Raw records
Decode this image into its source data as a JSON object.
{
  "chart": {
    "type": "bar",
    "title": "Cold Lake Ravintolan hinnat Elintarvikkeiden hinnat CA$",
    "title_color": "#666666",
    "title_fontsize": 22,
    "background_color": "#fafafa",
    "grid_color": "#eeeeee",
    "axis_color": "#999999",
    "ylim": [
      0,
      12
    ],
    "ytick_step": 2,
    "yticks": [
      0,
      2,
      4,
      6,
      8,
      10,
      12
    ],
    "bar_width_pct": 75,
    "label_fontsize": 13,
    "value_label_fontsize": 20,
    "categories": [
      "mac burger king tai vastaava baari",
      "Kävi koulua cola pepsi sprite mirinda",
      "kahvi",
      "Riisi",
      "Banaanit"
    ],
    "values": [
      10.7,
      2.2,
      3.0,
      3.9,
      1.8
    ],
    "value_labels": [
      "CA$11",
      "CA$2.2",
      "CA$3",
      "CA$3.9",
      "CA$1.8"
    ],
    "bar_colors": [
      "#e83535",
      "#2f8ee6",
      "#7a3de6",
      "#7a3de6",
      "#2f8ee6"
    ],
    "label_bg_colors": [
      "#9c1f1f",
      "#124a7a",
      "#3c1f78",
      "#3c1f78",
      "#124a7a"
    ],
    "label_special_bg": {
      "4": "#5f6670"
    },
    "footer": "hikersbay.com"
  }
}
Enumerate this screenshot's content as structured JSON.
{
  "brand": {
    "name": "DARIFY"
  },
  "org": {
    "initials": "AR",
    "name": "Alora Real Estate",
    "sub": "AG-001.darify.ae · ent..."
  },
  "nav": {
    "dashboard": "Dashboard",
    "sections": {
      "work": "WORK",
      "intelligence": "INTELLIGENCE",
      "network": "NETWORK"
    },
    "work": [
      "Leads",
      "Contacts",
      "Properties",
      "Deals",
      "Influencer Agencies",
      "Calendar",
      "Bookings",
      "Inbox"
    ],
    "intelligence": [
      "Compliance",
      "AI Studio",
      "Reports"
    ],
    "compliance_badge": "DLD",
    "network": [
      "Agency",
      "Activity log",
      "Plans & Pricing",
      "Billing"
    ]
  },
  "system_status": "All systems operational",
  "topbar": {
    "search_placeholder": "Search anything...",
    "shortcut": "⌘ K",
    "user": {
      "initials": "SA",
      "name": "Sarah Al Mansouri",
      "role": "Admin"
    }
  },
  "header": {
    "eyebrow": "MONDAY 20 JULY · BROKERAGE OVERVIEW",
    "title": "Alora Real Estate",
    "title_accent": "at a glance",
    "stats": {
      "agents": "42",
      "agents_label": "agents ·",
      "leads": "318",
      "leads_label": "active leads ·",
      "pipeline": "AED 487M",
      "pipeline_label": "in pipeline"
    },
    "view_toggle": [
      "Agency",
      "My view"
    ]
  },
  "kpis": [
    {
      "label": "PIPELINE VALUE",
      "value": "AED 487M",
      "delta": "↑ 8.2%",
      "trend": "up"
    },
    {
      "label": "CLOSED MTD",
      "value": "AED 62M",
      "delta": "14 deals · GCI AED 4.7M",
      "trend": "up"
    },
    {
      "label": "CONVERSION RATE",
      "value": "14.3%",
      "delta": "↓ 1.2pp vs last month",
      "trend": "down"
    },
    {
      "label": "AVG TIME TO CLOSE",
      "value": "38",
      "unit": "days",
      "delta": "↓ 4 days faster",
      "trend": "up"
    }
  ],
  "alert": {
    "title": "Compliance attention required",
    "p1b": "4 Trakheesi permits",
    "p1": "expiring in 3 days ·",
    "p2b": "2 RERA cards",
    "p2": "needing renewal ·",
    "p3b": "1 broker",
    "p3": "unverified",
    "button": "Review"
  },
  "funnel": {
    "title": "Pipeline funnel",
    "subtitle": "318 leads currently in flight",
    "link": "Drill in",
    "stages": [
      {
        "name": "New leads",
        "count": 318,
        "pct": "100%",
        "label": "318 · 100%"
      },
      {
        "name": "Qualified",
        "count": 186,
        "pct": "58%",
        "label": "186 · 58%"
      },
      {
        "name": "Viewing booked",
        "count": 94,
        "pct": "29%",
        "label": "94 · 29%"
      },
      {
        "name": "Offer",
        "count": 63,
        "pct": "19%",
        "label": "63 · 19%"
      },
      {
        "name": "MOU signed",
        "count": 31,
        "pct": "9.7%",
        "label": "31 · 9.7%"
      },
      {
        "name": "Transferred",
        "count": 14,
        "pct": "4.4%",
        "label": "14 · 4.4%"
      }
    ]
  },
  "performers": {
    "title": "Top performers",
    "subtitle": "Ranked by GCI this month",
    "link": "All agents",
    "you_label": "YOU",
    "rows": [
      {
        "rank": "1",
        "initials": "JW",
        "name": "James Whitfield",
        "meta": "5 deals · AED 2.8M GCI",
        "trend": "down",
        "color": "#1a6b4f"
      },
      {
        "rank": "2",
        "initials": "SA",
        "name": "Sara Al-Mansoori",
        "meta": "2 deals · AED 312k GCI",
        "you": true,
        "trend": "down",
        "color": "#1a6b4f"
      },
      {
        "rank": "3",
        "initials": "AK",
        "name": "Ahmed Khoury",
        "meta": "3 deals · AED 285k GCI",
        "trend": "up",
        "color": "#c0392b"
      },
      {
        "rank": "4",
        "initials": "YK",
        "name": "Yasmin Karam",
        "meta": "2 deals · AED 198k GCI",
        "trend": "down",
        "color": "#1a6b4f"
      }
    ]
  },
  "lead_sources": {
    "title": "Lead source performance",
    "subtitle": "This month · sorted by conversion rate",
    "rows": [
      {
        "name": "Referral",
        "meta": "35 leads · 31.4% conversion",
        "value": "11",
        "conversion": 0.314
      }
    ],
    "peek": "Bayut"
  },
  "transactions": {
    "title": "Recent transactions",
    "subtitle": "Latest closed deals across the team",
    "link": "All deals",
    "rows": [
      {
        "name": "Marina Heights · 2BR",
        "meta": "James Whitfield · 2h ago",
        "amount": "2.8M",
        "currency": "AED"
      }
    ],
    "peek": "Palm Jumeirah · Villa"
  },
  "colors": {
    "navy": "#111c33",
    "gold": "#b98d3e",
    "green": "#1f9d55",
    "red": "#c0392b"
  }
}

Set problem
Print all the data exactly.

Expected answer
Decode this image into its source data as a JSON object.
{
  "chart": {
    "type": "bar",
    "title": "Cold Lake Ravintolan hinnat Elintarvikkeiden hinnat CA$",
    "title_color": "#666666",
    "title_fontsize": 22,
    "background_color": "#fafafa",
    "grid_color": "#eeeeee",
    "axis_color": "#999999",
    "ylim": [
      0,
      12
    ],
    "ytick_step": 2,
    "yticks": [
      0,
      2,
      4,
      6,
      8,
      10,
      12
    ],
    "bar_width_pct": 75,
    "label_fontsize": 13,
    "value_label_fontsize": 20,
    "categories": [
      "mac burger king tai vastaava baari",
      "Kävi koulua cola pepsi sprite mirinda",
      "kahvi",
      "Riisi",
      "Banaanit"
    ],
    "values": [
      10.7,
      2.2,
      3.0,
      3.9,
      1.8
    ],
    "value_labels": [
      "CA$11",
      "CA$2.2",
      "CA$3",
      "CA$3.9",
      "CA$1.8"
    ],
    "bar_colors": [
      "#e83535",
      "#2f8ee6",
      "#7a3de6",
      "#7a3de6",
      "#2f8ee6"
    ],
    "label_bg_colors": [
      "#9c1f1f",
      "#124a7a",
      "#3c1f78",
      "#3c1f78",
      "#124a7a"
    ],
    "label_special_bg": {
      "4": "#5f6670"
    },
    "footer": "hikersbay.com"
  }
}
Enumerate this screenshot's content as structured JSON.
{
  "brand": {
    "name": "DARIFY"
  },
  "org": {
    "initials": "AR",
    "name": "Alora Real Estate",
    "sub": "AG-001.darify.ae · ent..."
  },
  "nav": {
    "dashboard": "Dashboard",
    "sections": {
      "work": "WORK",
      "intelligence": "INTELLIGENCE",
      "network": "NETWORK"
    },
    "work": [
      "Leads",
      "Contacts",
      "Properties",
      "Deals",
      "Influencer Agencies",
      "Calendar",
      "Bookings",
      "Inbox"
    ],
    "intelligence": [
      "Compliance",
      "AI Studio",
      "Reports"
    ],
    "compliance_badge": "DLD",
    "network": [
      "Agency",
      "Activity log",
      "Plans & Pricing",
      "Billing"
    ]
  },
  "system_status": "All systems operational",
  "topbar": {
    "search_placeholder": "Search anything...",
    "shortcut": "⌘ K",
    "user": {
      "initials": "SA",
      "name": "Sarah Al Mansouri",
      "role": "Admin"
    }
  },
  "header": {
    "eyebrow": "MONDAY 20 JULY · BROKERAGE OVERVIEW",
    "title": "Alora Real Estate",
    "title_accent": "at a glance",
    "stats": {
      "agents": "42",
      "agents_label": "agents ·",
      "leads": "318",
      "leads_label": "active leads ·",
      "pipeline": "AED 487M",
      "pipeline_label": "in pipeline"
    },
    "view_toggle": [
      "Agency",
      "My view"
    ]
  },
  "kpis": [
    {
      "label": "PIPELINE VALUE",
      "value": "AED 487M",
      "delta": "↑ 8.2%",
      "trend": "up"
    },
    {
      "label": "CLOSED MTD",
      "value": "AED 62M",
      "delta": "14 deals · GCI AED 4.7M",
      "trend": "up"
    },
    {
      "label": "CONVERSION RATE",
      "value": "14.3%",
      "delta": "↓ 1.2pp vs last month",
      "trend": "down"
    },
    {
      "label": "AVG TIME TO CLOSE",
      "value": "38",
      "unit": "days",
      "delta": "↓ 4 days faster",
      "trend": "up"
    }
  ],
  "alert": {
    "title": "Compliance attention required",
    "p1b": "4 Trakheesi permits",
    "p1": "expiring in 3 days ·",
    "p2b": "2 RERA cards",
    "p2": "needing renewal ·",
    "p3b": "1 broker",
    "p3": "unverified",
    "button": "Review"
  },
  "funnel": {
    "title": "Pipeline funnel",
    "subtitle": "318 leads currently in flight",
    "link": "Drill in",
    "stages": [
      {
        "name": "New leads",
        "count": 318,
        "pct": "100%",
        "label": "318 · 100%"
      },
      {
        "name": "Qualified",
        "count": 186,
        "pct": "58%",
        "label": "186 · 58%"
      },
      {
        "name": "Viewing booked",
        "count": 94,
        "pct": "29%",
        "label": "94 · 29%"
      },
      {
        "name": "Offer",
        "count": 63,
        "pct": "19%",
        "label": "63 · 19%"
      },
      {
        "name": "MOU signed",
        "count": 31,
        "pct": "9.7%",
        "label": "31 · 9.7%"
      },
      {
        "name": "Transferred",
        "count": 14,
        "pct": "4.4%",
        "label": "14 · 4.4%"
      }
    ]
  },
  "performers": {
    "title": "Top performers",
    "subtitle": "Ranked by GCI this month",
    "link": "All agents",
    "you_label": "YOU",
    "rows": [
      {
        "rank": "1",
        "initials": "JW",
        "name": "James Whitfield",
        "meta": "5 deals · AED 2.8M GCI",
        "trend": "down",
        "color": "#1a6b4f"
      },
      {
        "rank": "2",
        "initials": "SA",
        "name": "Sara Al-Mansoori",
        "meta": "2 deals · AED 312k GCI",
        "you": true,
        "trend": "down",
        "color": "#1a6b4f"
      },
      {
        "rank": "3",
        "initials": "AK",
        "name": "Ahmed Khoury",
        "meta": "3 deals · AED 285k GCI",
        "trend": "up",
        "color": "#c0392b"
      },
      {
        "rank": "4",
        "initials": "YK",
        "name": "Yasmin Karam",
        "meta": "2 deals · AED 198k GCI",
        "trend": "down",
        "color": "#1a6b4f"
      }
    ]
  },
  "lead_sources": {
    "title": "Lead source performance",
    "subtitle": "This month · sorted by conversion rate",
    "rows": [
      {
        "name": "Referral",
        "meta": "35 leads · 31.4% conversion",
        "value": "11",
        "conversion": 0.314
      }
    ],
    "peek": "Bayut"
  },
  "transactions": {
    "title": "Recent transactions",
    "subtitle": "Latest closed deals across the team",
    "link": "All deals",
    "rows": [
      {
        "name": "Marina Heights · 2BR",
        "meta": "James Whitfield · 2h ago",
        "amount": "2.8M",
        "currency": "AED"
      }
    ],
    "peek": "Palm Jumeirah · Villa"
  },
  "colors": {
    "navy": "#111c33",
    "gold": "#b98d3e",
    "green": "#1f9d55",
    "red": "#c0392b"
  }
}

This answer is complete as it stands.